### Extracted records

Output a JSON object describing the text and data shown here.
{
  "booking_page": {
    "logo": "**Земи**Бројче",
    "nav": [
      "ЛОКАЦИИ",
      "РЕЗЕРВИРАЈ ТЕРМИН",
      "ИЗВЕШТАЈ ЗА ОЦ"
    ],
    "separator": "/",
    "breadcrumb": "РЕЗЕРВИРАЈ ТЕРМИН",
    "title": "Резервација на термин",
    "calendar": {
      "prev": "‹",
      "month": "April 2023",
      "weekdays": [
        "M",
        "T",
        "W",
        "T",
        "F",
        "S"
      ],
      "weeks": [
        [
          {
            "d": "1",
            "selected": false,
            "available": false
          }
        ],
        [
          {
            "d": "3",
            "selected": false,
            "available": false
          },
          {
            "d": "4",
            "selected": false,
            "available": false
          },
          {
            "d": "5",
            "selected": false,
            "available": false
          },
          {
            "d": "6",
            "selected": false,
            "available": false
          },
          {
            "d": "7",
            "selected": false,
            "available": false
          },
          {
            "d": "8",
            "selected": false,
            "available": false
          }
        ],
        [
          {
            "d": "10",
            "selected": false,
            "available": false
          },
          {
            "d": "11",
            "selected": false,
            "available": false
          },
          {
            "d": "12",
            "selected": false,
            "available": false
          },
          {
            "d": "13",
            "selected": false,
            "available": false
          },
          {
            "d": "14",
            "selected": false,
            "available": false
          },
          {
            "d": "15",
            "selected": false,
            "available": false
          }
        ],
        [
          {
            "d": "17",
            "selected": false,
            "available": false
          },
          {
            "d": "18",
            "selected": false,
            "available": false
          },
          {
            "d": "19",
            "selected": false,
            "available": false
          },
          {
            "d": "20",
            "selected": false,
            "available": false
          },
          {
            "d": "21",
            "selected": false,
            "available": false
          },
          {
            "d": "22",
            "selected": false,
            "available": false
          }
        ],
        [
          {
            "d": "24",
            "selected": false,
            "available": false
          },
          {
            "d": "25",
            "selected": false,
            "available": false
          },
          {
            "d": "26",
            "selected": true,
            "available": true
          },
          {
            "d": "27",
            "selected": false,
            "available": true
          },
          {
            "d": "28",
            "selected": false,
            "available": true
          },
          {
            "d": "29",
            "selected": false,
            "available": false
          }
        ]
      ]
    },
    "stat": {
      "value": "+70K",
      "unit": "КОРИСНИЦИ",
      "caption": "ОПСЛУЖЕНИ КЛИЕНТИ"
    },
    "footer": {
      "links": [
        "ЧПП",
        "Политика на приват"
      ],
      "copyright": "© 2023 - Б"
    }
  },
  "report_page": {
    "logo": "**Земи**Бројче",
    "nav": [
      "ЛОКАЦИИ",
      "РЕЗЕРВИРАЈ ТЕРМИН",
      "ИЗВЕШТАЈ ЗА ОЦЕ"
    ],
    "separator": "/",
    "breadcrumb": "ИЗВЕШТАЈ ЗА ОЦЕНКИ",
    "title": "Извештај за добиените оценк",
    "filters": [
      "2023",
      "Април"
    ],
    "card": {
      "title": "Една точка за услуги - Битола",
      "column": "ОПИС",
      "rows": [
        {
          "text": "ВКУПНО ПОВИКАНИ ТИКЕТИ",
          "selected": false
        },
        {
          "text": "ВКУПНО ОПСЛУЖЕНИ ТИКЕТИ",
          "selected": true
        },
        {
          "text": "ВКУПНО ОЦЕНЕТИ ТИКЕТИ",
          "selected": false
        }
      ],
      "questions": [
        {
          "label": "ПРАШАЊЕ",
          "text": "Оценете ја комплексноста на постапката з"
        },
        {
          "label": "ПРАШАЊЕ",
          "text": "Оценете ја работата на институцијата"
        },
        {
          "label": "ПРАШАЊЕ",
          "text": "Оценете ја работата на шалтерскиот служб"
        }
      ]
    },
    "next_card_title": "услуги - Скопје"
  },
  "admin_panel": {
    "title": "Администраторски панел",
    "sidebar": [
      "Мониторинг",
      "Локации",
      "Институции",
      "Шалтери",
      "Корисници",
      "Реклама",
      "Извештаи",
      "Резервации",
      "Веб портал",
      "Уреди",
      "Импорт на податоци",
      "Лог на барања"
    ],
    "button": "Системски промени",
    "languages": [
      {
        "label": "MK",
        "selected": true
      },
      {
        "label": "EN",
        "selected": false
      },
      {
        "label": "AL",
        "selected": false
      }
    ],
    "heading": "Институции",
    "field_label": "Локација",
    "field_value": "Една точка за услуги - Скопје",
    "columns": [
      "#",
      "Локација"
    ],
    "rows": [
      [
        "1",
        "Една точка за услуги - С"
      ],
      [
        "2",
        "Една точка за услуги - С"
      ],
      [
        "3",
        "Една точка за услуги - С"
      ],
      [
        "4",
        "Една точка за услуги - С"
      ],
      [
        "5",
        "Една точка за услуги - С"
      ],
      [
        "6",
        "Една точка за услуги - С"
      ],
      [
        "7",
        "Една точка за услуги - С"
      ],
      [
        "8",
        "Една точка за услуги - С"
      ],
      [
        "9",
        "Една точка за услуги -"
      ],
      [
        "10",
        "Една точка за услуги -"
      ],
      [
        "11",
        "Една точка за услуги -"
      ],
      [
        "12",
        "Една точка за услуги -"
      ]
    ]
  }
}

######

Task goal: Extract all of the material exactly as it is written.

Solution to the problem:
Output a JSON object describing the text and data shown here.
{
  "booking_page": {
    "logo": "**Земи**Бројче",
    "nav": [
      "ЛОКАЦИИ",
      "РЕЗЕРВИРАЈ ТЕРМИН",
      "ИЗВЕШТАЈ ЗА ОЦ"
    ],
    "separator": "/",
    "breadcrumb": "РЕЗЕРВИРАЈ ТЕРМИН",
    "title": "Резервација на термин",
    "calendar": {
      "prev": "‹",
      "month": "April 2023",
      "weekdays": [
        "M",
        "T",
        "W",
        "T",
        "F",
        "S"
      ],
      "weeks": [
        [
          {
            "d": "1",
            "selected": false,
            "available": false
          }
        ],
        [
          {
            "d": "3",
            "selected": false,
            "available": false
          },
          {
            "d": "4",
            "selected": false,
            "available": false
          },
          {
            "d": "5",
            "selected": false,
            "available": false
          },
          {
            "d": "6",
            "selected": false,
            "available": false
          },
          {
            "d": "7",
            "selected": false,
            "available": false
          },
          {
            "d": "8",
            "selected": false,
            "available": false
          }
        ],
        [
          {
            "d": "10",
            "selected": false,
            "available": false
          },
          {
            "d": "11",
            "selected": false,
            "available": false
          },
          {
            "d": "12",
            "selected": false,
            "available": false
          },
          {
            "d": "13",
            "selected": false,
            "available": false
          },
          {
            "d": "14",
            "selected": false,
            "available": false
          },
          {
            "d": "15",
            "selected": false,
            "available": false
          }
        ],
        [
          {
            "d": "17",
            "selected": false,
            "available": false
          },
          {
            "d": "18",
            "selected": false,
            "available": false
          },
          {
            "d": "19",
            "selected": false,
            "available": false
          },
          {
            "d": "20",
            "selected": false,
            "available": false
          },
          {
            "d": "21",
            "selected": false,
            "available": false
          },
          {
            "d": "22",
            "selected": false,
            "available": false
          }
        ],
        [
          {
            "d": "24",
            "selected": false,
            "available": false
          },
          {
            "d": "25",
            "selected": false,
            "available": false
          },
          {
            "d": "26",
            "selected": true,
            "available": true
          },
          {
            "d": "27",
            "selected": false,
            "available": true
          },
          {
            "d": "28",
            "selected": false,
            "available": true
          },
          {
            "d": "29",
            "selected": false,
            "available": false
          }
        ]
      ]
    },
    "stat": {
      "value": "+70K",
      "unit": "КОРИСНИЦИ",
      "caption": "ОПСЛУЖЕНИ КЛИЕНТИ"
    },
    "footer": {
      "links": [
        "ЧПП",
        "Политика на приват"
      ],
      "copyright": "© 2023 - Б"
    }
  },
  "report_page": {
    "logo": "**Земи**Бројче",
    "nav": [
      "ЛОКАЦИИ",
      "РЕЗЕРВИРАЈ ТЕРМИН",
      "ИЗВЕШТАЈ ЗА ОЦЕ"
    ],
    "separator": "/",
    "breadcrumb": "ИЗВЕШТАЈ ЗА ОЦЕНКИ",
    "title": "Извештај за добиените оценк",
    "filters": [
      "2023",
      "Април"
    ],
    "card": {
      "title": "Една точка за услуги - Битола",
      "column": "ОПИС",
      "rows": [
        {
          "text": "ВКУПНО ПОВИКАНИ ТИКЕТИ",
          "selected": false
        },
        {
          "text": "ВКУПНО ОПСЛУЖЕНИ ТИКЕТИ",
          "selected": true
        },
        {
          "text": "ВКУПНО ОЦЕНЕТИ ТИКЕТИ",
          "selected": false
        }
      ],
      "questions": [
        {
          "label": "ПРАШАЊЕ",
          "text": "Оценете ја комплексноста на постапката з"
        },
        {
          "label": "ПРАШАЊЕ",
          "text": "Оценете ја работата на институцијата"
        },
        {
          "label": "ПРАШАЊЕ",
          "text": "Оценете ја работата на шалтерскиот служб"
        }
      ]
    },
    "next_card_title": "услуги - Скопје"
  },
  "admin_panel": {
    "title": "Администраторски панел",
    "sidebar": [
      "Мониторинг",
      "Локации",
      "Институции",
      "Шалтери",
      "Корисници",
      "Реклама",
      "Извештаи",
      "Резервации",
      "Веб портал",
      "Уреди",
      "Импорт на податоци",
      "Лог на барања"
    ],
    "button": "Системски промени",
    "languages": [
      {
        "label": "MK",
        "selected": true
      },
      {
        "label": "EN",
        "selected": false
      },
      {
        "label": "AL",
        "selected": false
      }
    ],
    "heading": "Институции",
    "field_label": "Локација",
    "field_value": "Една точка за услуги - Скопје",
    "columns": [
      "#",
      "Локација"
    ],
    "rows": [
      [
        "1",
        "Една точка за услуги - С"
      ],
      [
        "2",
        "Една точка за услуги - С"
      ],
      [
        "3",
        "Една точка за услуги - С"
      ],
      [
        "4",
        "Една точка за услуги - С"
      ],
      [
        "5",
        "Една точка за услуги - С"
      ],
      [
        "6",
        "Една точка за услуги - С"
      ],
      [
        "7",
        "Една точка за услуги - С"
      ],
      [
        "8",
        "Една точка за услуги - С"
      ],
      [
        "9",
        "Една точка за услуги -"
      ],
      [
        "10",
        "Една точка за услуги -"
      ],
      [
        "11",
        "Една точка за услуги -"
      ],
      [
        "12",
        "Една точка за услуги -"
      ]
    ]
  }
}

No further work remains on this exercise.